Dataset listings of figures:
>> begin
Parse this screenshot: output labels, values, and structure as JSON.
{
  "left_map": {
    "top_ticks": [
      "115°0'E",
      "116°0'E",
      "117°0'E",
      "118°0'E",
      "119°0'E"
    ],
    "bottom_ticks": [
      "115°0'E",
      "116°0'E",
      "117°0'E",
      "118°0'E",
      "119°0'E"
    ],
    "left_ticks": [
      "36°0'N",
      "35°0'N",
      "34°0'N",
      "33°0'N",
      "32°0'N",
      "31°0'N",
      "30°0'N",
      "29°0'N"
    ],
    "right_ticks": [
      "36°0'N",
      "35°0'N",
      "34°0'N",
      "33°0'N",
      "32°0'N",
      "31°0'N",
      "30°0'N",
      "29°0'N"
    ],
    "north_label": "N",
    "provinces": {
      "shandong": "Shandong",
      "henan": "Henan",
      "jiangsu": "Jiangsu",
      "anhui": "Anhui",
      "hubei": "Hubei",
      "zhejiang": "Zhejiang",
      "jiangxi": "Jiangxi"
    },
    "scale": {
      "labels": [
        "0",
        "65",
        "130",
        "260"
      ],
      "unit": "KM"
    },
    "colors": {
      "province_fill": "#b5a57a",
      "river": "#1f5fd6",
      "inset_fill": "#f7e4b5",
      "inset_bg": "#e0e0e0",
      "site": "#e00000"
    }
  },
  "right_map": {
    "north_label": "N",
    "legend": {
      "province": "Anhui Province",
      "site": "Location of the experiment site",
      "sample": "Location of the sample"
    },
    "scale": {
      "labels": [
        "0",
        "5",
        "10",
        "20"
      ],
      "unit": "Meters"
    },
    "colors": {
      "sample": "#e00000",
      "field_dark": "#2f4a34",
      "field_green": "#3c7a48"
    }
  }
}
>> end
Go through the listing and copy all of it exactly.

Parse this screenshot: output labels, values, and structure as JSON.
{
  "left_map": {
    "top_ticks": [
      "115°0'E",
      "116°0'E",
      "117°0'E",
      "118°0'E",
      "119°0'E"
    ],
    "bottom_ticks": [
      "115°0'E",
      "116°0'E",
      "117°0'E",
      "118°0'E",
      "119°0'E"
    ],
    "left_ticks": [
      "36°0'N",
      "35°0'N",
      "34°0'N",
      "33°0'N",
      "32°0'N",
      "31°0'N",
      "30°0'N",
      "29°0'N"
    ],
    "right_ticks": [
      "36°0'N",
      "35°0'N",
      "34°0'N",
      "33°0'N",
      "32°0'N",
      "31°0'N",
      "30°0'N",
      "29°0'N"
    ],
    "north_label": "N",
    "provinces": {
      "shandong": "Shandong",
      "henan": "Henan",
      "jiangsu": "Jiangsu",
      "anhui": "Anhui",
      "hubei": "Hubei",
      "zhejiang": "Zhejiang",
      "jiangxi": "Jiangxi"
    },
    "scale": {
      "labels": [
        "0",
        "65",
        "130",
        "260"
      ],
      "unit": "KM"
    },
    "colors": {
      "province_fill": "#b5a57a",
      "river": "#1f5fd6",
      "inset_fill": "#f7e4b5",
      "inset_bg": "#e0e0e0",
      "site": "#e00000"
    }
  },
  "right_map": {
    "north_label": "N",
    "legend": {
      "province": "Anhui Province",
      "site": "Location of the experiment site",
      "sample": "Location of the sample"
    },
    "scale": {
      "labels": [
        "0",
        "5",
        "10",
        "20"
      ],
      "unit": "Meters"
    },
    "colors": {
      "sample": "#e00000",
      "field_dark": "#2f4a34",
      "field_green": "#3c7a48"
    }
  }
}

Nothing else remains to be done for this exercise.